_Information provided_
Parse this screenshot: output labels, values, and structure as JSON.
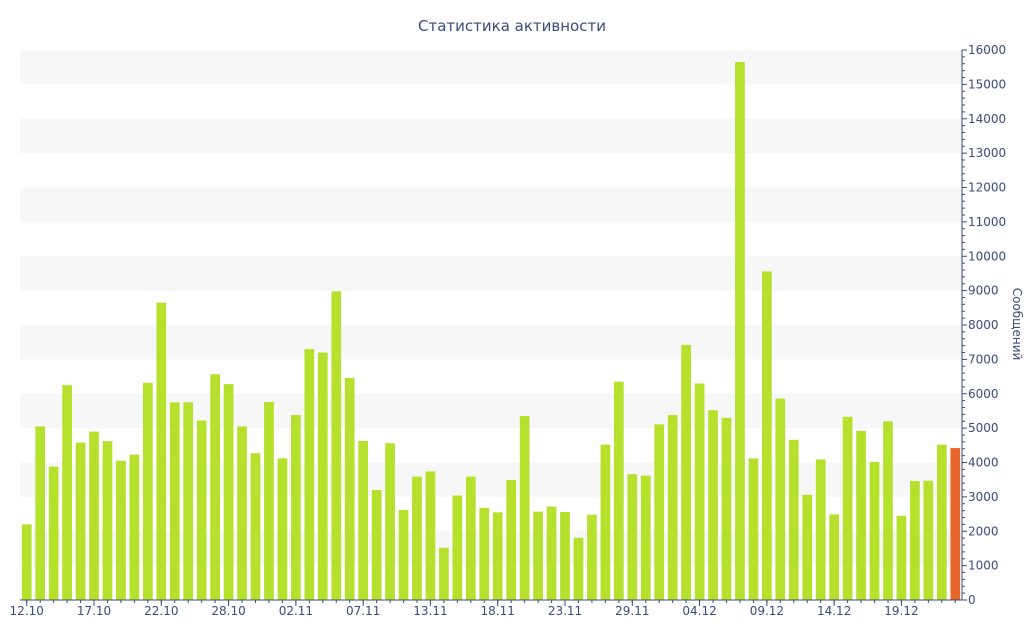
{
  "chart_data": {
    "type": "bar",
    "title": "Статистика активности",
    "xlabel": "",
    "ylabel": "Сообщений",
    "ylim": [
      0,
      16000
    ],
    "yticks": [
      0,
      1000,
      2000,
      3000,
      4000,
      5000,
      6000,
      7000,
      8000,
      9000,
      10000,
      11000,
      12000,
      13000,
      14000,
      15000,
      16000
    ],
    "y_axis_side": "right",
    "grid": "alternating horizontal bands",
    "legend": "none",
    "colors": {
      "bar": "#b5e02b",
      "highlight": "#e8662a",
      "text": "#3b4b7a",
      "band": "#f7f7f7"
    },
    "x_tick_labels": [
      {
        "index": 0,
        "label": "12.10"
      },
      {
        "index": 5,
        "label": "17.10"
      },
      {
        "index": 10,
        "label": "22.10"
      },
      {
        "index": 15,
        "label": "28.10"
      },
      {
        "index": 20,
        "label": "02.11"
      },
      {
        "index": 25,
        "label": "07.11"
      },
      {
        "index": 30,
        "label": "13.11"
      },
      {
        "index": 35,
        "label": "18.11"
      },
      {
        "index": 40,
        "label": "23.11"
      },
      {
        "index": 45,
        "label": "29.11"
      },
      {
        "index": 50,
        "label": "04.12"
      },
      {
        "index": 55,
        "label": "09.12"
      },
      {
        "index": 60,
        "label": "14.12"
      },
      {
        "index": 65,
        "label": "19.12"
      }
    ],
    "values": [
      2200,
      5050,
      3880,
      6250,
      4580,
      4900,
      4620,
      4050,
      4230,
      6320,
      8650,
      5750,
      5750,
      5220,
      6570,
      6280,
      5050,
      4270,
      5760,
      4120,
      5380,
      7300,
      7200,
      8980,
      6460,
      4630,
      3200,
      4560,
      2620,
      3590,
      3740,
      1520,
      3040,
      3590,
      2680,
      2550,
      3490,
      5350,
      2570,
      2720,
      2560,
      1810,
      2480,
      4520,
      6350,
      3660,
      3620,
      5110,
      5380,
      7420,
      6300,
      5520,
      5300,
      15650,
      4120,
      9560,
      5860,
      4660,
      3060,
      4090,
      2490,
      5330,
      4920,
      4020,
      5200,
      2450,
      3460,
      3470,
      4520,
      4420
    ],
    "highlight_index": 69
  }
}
* * *
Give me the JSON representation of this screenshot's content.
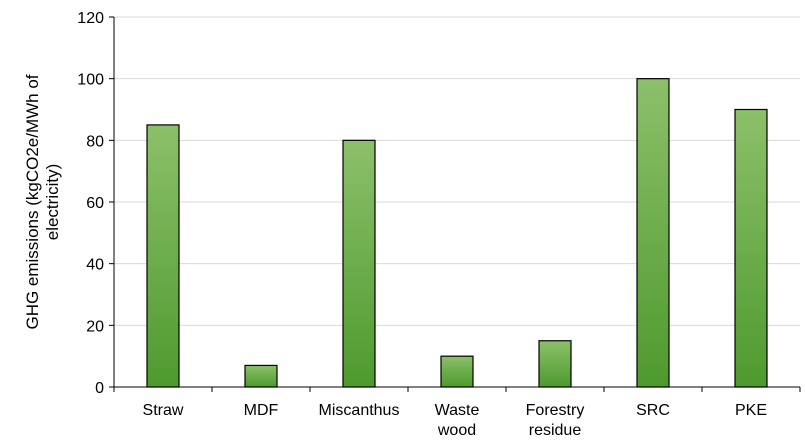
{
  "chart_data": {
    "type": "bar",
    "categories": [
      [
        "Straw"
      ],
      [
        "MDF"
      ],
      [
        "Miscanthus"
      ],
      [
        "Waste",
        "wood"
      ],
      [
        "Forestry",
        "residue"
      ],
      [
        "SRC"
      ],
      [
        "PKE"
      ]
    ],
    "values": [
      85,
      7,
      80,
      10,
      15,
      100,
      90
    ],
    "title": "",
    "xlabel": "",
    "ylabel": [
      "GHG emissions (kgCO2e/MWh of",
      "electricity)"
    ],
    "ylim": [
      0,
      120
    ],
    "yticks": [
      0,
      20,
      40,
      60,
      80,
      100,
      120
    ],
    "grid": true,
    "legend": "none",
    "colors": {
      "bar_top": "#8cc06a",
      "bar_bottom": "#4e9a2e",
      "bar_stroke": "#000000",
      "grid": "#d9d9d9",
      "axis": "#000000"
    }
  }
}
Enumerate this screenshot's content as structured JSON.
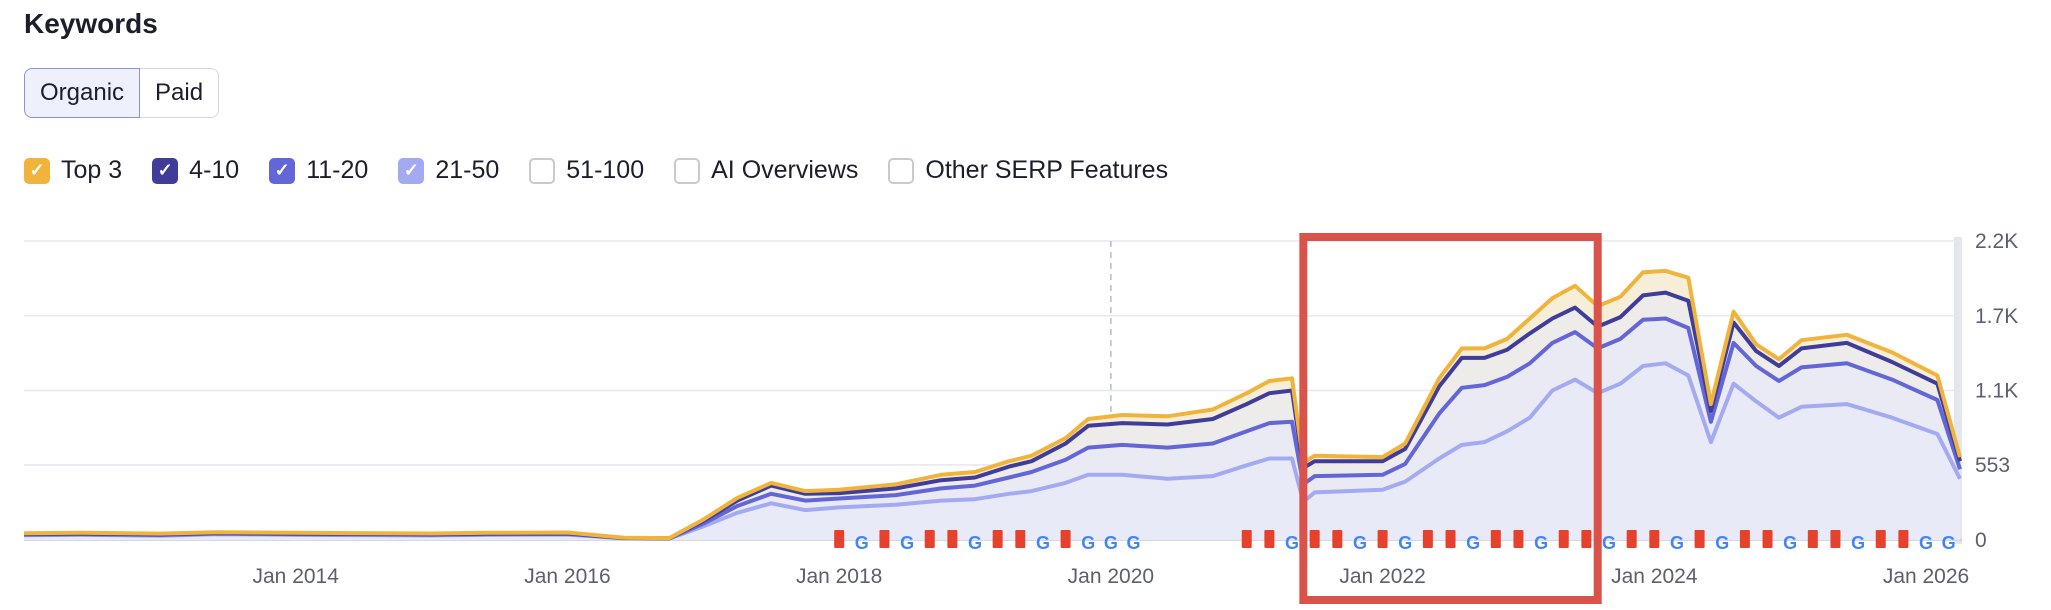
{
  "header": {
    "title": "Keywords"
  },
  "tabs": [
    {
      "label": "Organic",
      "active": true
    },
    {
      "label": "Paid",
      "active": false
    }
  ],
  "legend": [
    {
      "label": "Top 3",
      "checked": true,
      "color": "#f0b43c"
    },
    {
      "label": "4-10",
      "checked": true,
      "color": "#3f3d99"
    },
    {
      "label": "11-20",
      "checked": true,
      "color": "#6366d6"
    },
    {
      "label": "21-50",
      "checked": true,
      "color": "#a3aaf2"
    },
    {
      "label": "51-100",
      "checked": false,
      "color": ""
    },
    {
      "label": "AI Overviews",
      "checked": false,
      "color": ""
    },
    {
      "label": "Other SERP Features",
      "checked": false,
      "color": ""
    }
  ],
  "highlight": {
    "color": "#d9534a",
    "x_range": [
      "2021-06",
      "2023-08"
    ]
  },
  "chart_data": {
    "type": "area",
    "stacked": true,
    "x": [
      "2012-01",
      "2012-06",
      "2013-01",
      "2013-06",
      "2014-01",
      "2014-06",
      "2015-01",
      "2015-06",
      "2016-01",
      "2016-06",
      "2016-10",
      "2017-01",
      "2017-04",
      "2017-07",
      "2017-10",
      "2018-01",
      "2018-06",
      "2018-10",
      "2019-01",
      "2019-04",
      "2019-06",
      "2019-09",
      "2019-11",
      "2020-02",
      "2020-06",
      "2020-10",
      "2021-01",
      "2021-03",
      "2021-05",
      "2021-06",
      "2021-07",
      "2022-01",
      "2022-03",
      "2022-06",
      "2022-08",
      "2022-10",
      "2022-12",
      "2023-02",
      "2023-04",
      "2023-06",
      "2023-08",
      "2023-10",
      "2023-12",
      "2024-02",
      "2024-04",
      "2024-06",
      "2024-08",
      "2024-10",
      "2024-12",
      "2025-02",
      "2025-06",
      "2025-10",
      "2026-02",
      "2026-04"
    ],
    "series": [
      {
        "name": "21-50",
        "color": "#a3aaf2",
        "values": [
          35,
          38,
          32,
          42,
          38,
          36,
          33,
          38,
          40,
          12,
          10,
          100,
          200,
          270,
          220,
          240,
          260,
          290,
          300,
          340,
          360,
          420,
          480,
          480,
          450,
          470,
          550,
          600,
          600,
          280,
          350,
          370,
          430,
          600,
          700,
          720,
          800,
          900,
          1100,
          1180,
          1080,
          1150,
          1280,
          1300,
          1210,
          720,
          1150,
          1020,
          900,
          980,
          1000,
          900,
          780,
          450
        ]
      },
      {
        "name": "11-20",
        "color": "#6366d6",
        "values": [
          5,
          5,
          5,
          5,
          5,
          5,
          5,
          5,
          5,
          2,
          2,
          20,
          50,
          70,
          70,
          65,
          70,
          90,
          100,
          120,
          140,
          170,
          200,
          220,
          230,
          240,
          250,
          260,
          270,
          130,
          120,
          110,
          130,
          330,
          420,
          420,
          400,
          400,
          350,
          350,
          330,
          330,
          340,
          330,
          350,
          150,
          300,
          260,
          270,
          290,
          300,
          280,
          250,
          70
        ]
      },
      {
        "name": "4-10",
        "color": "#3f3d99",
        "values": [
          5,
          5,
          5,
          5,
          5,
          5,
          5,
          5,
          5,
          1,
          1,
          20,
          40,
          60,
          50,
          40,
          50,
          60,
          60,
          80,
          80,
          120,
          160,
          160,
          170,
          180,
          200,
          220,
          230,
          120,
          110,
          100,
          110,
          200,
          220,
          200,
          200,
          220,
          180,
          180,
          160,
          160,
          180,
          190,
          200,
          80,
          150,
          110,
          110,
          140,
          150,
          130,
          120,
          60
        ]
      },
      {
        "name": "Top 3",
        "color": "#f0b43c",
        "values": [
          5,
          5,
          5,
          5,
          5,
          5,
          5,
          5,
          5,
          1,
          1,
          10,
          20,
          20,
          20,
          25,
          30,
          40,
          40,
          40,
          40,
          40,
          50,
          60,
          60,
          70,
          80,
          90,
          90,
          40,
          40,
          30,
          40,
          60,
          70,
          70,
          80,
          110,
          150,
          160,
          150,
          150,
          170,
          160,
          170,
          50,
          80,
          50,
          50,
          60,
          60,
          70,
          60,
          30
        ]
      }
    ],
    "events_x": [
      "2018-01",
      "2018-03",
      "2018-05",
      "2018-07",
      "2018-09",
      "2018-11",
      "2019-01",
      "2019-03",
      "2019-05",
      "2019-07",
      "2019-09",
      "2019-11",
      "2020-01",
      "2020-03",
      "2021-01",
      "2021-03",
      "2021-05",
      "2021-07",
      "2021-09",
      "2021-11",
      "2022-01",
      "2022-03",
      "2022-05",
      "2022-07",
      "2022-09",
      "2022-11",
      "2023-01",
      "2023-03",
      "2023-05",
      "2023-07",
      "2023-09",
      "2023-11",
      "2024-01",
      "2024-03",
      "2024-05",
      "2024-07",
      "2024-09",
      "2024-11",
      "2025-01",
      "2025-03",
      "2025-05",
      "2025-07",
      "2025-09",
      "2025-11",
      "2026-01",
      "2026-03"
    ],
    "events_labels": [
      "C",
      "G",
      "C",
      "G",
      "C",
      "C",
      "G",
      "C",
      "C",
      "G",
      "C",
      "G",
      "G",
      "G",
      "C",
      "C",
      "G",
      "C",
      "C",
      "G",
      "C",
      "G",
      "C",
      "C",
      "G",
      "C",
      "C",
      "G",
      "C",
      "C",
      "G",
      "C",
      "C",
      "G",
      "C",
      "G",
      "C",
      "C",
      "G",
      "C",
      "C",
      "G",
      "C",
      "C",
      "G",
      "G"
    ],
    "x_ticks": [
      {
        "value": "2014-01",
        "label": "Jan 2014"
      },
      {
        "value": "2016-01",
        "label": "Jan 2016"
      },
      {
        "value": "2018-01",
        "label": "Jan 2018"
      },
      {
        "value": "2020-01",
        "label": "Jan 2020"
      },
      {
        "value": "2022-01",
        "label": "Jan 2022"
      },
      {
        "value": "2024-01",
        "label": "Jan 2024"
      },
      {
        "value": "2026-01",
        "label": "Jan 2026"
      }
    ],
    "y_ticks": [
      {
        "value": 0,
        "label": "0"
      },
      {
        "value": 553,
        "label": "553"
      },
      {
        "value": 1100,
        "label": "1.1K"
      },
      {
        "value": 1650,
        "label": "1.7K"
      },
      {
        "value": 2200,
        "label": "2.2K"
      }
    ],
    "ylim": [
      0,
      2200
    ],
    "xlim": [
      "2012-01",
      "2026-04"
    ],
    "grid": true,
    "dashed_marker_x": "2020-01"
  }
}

_Objective_
Determine how many lines of the listing above include the word "content", and report that number only.

_Reply to the task_
2